RECORDS —

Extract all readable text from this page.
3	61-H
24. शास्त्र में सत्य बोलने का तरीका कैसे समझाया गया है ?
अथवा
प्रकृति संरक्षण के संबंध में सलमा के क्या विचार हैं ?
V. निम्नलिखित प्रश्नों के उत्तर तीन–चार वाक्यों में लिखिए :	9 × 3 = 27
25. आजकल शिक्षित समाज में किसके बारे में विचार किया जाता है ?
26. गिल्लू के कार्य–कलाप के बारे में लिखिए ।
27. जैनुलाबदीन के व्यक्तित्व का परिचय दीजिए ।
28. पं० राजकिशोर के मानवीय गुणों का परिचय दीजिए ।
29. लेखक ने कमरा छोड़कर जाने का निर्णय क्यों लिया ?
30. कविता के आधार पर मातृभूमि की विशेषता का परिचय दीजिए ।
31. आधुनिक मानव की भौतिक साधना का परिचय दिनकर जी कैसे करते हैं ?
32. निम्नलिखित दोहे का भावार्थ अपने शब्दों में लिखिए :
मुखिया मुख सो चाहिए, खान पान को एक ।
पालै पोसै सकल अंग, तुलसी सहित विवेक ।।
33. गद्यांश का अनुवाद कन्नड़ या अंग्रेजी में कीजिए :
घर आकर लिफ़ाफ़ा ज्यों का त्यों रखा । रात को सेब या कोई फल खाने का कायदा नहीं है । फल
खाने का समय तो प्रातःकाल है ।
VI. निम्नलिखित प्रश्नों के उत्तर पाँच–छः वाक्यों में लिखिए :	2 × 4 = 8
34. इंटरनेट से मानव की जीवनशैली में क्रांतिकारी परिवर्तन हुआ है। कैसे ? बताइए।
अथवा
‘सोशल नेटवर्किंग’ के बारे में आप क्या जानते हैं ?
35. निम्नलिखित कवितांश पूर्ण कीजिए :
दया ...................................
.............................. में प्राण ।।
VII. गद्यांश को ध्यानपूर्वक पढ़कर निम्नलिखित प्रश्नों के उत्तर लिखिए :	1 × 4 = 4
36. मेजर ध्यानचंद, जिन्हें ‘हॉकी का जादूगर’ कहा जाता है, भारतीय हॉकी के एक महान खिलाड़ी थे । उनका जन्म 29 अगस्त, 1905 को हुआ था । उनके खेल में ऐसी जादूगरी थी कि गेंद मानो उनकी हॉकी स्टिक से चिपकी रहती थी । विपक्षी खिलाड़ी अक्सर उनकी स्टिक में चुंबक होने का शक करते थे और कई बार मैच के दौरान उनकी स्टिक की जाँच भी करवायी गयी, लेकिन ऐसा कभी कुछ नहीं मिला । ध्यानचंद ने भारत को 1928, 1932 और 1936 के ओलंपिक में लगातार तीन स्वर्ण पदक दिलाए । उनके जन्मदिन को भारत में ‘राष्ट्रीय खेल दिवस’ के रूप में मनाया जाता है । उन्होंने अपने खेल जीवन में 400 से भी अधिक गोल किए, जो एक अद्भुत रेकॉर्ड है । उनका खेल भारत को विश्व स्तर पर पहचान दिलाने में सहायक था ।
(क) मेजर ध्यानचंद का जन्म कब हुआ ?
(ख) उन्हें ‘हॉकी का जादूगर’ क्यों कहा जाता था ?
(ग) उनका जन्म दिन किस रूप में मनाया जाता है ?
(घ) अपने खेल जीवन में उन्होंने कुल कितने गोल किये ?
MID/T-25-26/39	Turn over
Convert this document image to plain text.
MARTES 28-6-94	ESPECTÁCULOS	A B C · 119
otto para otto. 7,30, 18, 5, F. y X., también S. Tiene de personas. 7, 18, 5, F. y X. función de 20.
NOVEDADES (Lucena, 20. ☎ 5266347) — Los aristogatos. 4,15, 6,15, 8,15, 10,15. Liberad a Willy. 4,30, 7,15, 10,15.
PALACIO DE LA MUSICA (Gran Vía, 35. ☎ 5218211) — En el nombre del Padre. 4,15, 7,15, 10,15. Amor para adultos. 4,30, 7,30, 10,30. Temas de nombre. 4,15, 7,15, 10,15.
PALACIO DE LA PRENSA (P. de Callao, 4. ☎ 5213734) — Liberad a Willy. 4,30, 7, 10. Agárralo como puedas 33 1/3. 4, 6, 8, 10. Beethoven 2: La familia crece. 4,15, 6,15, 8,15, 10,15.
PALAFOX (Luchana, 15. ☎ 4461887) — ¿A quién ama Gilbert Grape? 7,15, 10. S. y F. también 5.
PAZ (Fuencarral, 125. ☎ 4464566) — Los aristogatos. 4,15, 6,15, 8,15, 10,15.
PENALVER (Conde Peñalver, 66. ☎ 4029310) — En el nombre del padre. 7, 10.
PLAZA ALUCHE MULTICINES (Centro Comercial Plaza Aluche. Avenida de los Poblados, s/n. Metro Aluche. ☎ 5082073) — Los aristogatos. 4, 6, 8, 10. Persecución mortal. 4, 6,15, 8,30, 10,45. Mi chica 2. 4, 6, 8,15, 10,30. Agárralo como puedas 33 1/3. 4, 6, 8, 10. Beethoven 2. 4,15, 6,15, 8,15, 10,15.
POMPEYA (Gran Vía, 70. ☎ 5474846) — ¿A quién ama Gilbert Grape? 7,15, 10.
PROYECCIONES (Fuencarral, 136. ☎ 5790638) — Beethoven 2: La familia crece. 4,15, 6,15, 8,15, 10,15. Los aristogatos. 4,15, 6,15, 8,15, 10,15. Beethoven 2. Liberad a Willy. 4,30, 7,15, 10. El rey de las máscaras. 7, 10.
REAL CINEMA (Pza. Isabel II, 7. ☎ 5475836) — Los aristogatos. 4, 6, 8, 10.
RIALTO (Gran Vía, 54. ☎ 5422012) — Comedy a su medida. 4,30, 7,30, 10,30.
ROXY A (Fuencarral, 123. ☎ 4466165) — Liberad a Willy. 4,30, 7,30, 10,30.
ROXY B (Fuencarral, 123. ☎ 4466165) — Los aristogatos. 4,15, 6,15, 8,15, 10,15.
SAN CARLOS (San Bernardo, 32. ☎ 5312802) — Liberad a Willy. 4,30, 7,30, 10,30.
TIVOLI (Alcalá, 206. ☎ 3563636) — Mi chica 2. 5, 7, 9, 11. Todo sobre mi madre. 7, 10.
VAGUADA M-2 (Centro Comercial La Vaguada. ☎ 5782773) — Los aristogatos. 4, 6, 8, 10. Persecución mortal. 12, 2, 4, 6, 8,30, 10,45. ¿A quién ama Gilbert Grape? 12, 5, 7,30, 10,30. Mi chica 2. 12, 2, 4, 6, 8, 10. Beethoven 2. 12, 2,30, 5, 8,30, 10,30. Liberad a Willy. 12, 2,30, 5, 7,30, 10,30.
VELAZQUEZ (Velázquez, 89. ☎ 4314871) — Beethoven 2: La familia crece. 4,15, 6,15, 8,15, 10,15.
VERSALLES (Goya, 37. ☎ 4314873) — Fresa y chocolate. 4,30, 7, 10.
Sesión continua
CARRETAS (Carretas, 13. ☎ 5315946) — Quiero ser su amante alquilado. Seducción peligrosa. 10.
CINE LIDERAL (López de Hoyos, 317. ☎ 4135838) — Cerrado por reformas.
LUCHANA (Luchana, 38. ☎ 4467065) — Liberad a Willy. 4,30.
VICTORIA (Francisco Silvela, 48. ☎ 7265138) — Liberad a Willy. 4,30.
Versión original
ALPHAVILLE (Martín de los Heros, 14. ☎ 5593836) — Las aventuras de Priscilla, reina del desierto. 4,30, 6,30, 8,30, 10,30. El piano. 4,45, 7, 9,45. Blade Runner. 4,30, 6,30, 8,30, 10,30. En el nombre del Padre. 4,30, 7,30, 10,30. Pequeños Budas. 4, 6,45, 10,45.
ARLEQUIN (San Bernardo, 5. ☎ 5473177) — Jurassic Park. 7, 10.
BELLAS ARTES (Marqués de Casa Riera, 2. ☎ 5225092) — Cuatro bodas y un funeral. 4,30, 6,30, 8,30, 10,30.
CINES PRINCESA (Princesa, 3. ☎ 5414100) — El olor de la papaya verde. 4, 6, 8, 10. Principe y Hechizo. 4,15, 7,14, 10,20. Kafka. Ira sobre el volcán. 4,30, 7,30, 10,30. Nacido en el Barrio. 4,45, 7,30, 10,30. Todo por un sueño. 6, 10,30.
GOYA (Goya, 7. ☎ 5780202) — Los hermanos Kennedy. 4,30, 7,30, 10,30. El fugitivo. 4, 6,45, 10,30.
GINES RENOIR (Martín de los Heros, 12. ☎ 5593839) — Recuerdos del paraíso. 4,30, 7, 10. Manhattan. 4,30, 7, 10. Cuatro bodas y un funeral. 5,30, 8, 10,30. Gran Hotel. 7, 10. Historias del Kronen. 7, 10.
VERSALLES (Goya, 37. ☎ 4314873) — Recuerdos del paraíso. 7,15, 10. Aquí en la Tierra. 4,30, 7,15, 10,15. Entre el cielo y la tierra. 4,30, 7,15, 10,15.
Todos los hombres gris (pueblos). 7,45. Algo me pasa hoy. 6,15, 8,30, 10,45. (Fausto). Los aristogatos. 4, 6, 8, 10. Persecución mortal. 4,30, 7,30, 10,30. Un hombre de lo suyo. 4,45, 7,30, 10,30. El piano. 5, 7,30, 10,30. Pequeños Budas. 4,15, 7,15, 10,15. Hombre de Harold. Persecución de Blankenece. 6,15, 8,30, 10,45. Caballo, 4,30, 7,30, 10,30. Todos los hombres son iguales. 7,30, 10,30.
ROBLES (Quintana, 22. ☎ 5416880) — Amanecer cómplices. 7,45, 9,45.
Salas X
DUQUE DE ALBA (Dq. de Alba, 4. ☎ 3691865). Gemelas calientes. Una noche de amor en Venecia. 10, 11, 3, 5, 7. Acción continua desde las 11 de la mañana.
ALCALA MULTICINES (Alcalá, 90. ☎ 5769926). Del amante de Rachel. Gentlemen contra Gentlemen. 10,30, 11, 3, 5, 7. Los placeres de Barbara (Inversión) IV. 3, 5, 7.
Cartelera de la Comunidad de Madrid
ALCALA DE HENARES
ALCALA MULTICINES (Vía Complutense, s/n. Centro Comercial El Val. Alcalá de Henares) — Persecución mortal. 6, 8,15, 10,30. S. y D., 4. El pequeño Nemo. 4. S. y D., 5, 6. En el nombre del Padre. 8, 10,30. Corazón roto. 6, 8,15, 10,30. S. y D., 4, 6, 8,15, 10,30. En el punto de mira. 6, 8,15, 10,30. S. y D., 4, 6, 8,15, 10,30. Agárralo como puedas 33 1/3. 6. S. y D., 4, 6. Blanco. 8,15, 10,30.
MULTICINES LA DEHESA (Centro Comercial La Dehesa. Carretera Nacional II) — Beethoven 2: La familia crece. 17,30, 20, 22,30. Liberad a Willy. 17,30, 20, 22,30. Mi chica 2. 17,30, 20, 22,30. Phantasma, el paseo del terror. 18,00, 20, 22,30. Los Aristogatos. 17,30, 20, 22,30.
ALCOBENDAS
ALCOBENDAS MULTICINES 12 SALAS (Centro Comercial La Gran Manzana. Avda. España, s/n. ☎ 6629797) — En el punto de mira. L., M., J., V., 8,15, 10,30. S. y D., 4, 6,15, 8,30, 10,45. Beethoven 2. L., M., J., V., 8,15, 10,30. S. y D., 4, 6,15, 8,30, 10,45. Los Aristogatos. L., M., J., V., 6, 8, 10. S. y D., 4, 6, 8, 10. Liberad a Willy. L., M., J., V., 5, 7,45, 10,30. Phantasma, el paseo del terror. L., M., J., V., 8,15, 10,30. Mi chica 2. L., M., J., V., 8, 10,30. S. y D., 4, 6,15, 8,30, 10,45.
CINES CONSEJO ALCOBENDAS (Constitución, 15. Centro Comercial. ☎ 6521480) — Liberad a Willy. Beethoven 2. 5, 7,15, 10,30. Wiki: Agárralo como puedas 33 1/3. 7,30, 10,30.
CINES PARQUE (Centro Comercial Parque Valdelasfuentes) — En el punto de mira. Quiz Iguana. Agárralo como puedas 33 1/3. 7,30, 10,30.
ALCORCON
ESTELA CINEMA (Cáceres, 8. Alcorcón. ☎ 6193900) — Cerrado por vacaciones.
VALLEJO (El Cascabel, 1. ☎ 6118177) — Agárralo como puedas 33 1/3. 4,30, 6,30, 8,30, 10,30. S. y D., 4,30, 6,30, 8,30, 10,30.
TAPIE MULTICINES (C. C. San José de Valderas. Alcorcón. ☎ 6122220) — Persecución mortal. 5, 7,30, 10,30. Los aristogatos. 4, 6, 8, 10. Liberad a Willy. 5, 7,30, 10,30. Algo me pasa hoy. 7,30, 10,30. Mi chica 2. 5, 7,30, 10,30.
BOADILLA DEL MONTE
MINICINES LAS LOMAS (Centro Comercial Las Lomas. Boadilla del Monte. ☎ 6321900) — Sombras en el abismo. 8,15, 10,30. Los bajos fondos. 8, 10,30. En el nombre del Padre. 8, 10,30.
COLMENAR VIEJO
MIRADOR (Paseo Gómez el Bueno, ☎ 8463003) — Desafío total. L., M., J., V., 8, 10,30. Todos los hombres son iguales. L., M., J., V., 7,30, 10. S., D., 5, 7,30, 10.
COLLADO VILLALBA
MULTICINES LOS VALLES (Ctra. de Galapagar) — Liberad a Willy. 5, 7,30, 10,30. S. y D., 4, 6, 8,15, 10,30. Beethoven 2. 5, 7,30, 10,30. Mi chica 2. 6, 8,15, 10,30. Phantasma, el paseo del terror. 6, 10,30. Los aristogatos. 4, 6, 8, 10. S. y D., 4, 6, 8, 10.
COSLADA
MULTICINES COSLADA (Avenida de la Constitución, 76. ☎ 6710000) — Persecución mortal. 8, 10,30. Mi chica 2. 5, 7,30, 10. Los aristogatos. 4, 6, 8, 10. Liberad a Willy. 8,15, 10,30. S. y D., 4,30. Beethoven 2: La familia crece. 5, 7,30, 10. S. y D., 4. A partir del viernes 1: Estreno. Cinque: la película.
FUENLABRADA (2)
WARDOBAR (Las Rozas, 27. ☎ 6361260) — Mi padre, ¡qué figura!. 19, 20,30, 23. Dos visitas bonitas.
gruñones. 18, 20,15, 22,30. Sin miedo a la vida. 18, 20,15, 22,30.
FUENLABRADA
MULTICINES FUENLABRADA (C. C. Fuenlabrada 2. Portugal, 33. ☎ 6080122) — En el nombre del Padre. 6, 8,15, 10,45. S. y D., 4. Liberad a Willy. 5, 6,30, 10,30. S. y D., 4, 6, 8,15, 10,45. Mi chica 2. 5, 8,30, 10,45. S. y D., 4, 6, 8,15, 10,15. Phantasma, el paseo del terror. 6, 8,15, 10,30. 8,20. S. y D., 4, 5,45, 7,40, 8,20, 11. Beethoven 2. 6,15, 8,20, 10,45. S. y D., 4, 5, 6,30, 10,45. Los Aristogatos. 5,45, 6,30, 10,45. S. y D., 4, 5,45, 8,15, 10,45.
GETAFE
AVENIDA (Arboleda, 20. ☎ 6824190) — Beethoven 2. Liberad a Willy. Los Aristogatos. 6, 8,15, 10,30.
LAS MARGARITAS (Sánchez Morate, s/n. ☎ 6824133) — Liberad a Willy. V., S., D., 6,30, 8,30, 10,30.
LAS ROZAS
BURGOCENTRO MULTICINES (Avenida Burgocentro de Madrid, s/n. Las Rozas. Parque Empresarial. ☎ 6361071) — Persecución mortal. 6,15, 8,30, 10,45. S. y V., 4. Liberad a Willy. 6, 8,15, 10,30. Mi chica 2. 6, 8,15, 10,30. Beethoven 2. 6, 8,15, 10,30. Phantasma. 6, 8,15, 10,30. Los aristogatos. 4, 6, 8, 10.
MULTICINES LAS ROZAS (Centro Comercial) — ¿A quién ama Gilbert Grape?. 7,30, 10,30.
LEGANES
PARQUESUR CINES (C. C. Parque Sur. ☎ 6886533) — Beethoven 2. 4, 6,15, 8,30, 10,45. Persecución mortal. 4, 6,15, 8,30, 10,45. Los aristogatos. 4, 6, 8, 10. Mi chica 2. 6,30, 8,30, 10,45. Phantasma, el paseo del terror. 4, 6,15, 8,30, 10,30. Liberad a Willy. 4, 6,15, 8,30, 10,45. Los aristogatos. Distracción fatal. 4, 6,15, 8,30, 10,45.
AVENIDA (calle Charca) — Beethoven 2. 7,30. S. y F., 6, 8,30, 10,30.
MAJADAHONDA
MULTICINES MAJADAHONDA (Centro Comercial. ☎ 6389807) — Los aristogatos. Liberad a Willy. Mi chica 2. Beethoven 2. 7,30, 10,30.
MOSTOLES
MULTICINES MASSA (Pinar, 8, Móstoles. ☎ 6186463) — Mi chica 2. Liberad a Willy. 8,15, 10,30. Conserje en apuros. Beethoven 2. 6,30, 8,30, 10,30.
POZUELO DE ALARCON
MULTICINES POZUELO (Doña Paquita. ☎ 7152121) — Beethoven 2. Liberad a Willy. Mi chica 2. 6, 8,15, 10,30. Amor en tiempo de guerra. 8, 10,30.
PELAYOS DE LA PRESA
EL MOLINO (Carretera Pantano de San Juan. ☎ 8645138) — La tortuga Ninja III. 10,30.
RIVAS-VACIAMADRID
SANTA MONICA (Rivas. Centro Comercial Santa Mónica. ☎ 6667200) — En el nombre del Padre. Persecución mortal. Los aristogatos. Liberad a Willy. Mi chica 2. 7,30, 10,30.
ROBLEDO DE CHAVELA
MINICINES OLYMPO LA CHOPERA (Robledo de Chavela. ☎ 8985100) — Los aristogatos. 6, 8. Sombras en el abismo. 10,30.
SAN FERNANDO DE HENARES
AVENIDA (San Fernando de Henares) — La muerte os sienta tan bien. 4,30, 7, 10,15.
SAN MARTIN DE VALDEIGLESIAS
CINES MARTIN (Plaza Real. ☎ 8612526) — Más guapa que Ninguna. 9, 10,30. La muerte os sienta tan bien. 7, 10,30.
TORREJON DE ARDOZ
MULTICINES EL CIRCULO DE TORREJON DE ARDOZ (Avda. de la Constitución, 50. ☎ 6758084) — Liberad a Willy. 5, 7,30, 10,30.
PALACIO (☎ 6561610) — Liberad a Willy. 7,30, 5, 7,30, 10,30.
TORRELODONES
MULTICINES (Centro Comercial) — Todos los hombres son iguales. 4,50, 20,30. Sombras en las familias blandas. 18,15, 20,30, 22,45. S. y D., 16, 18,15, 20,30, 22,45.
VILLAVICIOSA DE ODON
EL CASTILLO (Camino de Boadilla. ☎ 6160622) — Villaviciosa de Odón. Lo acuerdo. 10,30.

DO THIS — Using the listing above, state the number of lines that hold "muerte", with no other text.

EXERCISE RESPONSE — 2